▶ Work required
Where a line holds the string "一步一景", return that line.

▶ Records supplied
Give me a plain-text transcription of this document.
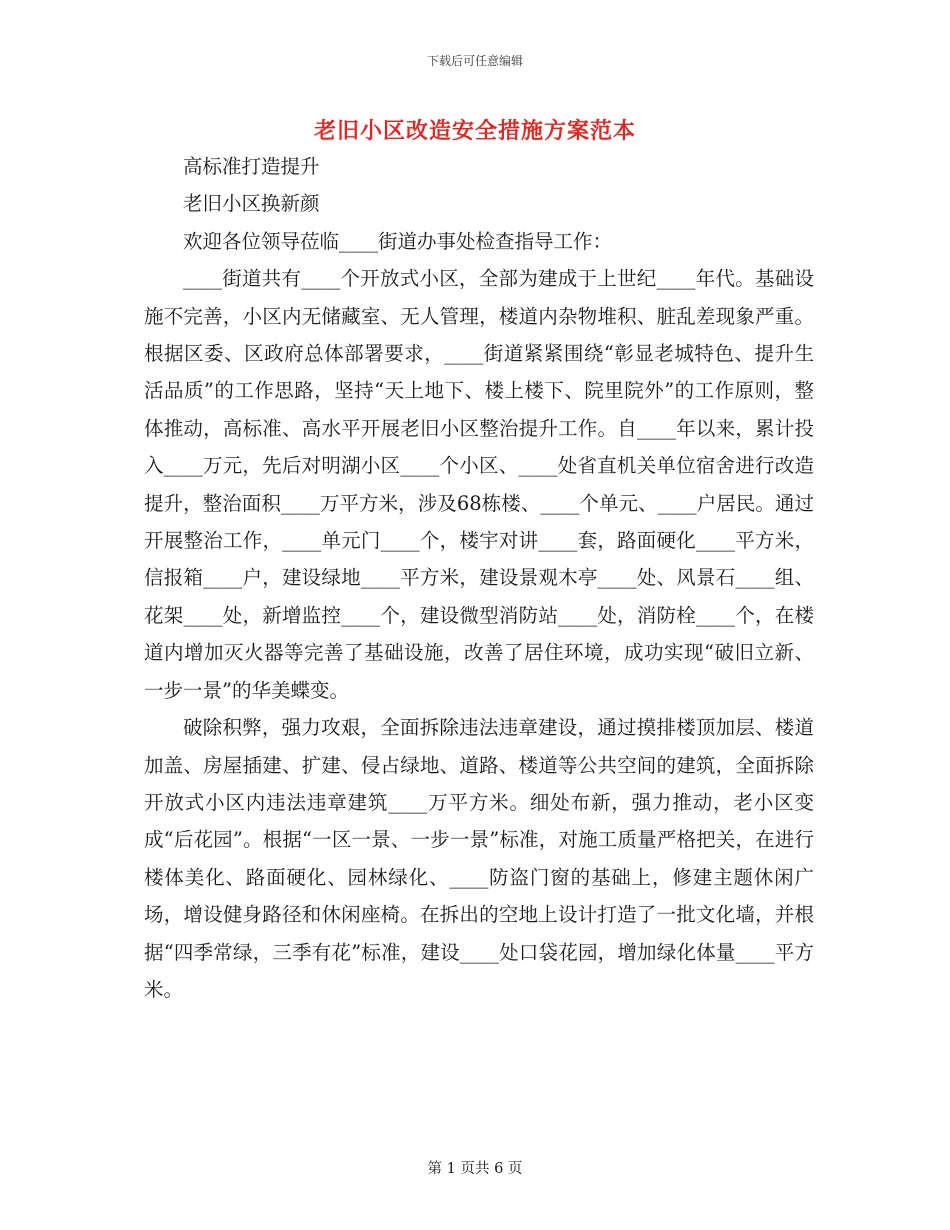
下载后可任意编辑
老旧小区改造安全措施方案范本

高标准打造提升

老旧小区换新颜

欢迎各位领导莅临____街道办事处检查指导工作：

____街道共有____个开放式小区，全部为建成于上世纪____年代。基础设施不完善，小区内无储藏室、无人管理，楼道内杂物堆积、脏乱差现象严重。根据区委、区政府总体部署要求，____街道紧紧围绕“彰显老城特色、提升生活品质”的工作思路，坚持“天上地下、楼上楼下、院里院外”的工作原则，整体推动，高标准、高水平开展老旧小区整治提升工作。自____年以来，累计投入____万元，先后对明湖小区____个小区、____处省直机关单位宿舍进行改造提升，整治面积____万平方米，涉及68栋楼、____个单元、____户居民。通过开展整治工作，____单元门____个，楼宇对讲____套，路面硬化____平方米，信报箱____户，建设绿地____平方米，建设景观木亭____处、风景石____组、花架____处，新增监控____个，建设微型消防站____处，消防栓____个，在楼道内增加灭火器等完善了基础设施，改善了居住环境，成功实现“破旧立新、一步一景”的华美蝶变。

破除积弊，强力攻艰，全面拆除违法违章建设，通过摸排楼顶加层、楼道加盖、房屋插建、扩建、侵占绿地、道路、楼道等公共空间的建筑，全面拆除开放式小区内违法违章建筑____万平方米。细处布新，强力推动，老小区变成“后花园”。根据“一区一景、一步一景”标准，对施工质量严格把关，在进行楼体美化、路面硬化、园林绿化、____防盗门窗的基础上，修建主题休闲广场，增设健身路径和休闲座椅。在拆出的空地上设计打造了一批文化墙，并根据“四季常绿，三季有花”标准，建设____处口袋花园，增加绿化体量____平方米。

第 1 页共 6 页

▶ Task response
____街道共有____个开放式小区，全部为建成于上世纪____年代。基础设施不完善，小区内无储藏室、无人管理，楼道内杂物堆积、脏乱差现象严重。根据区委、区政府总体部署要求，____街道紧紧围绕“彰显老城特色、提升生活品质”的工作思路，坚持“天上地下、楼上楼下、院里院外”的工作原则，整体推动，高标准、高水平开展老旧小区整治提升工作。自____年以来，累计投入____万元，先后对明湖小区____个小区、____处省直机关单位宿舍进行改造提升，整治面积____万平方米，涉及68栋楼、____个单元、____户居民。通过开展整治工作，____单元门____个，楼宇对讲____套，路面硬化____平方米，信报箱____户，建设绿地____平方米，建设景观木亭____处、风景石____组、花架____处，新增监控____个，建设微型消防站____处，消防栓____个，在楼道内增加灭火器等完善了基础设施，改善了居住环境，成功实现“破旧立新、一步一景”的华美蝶变。
破除积弊，强力攻艰，全面拆除违法违章建设，通过摸排楼顶加层、楼道加盖、房屋插建、扩建、侵占绿地、道路、楼道等公共空间的建筑，全面拆除开放式小区内违法违章建筑____万平方米。细处布新，强力推动，老小区变成“后花园”。根据“一区一景、一步一景”标准，对施工质量严格把关，在进行楼体美化、路面硬化、园林绿化、____防盗门窗的基础上，修建主题休闲广场，增设健身路径和休闲座椅。在拆出的空地上设计打造了一批文化墙，并根据“四季常绿，三季有花”标准，建设____处口袋花园，增加绿化体量____平方米。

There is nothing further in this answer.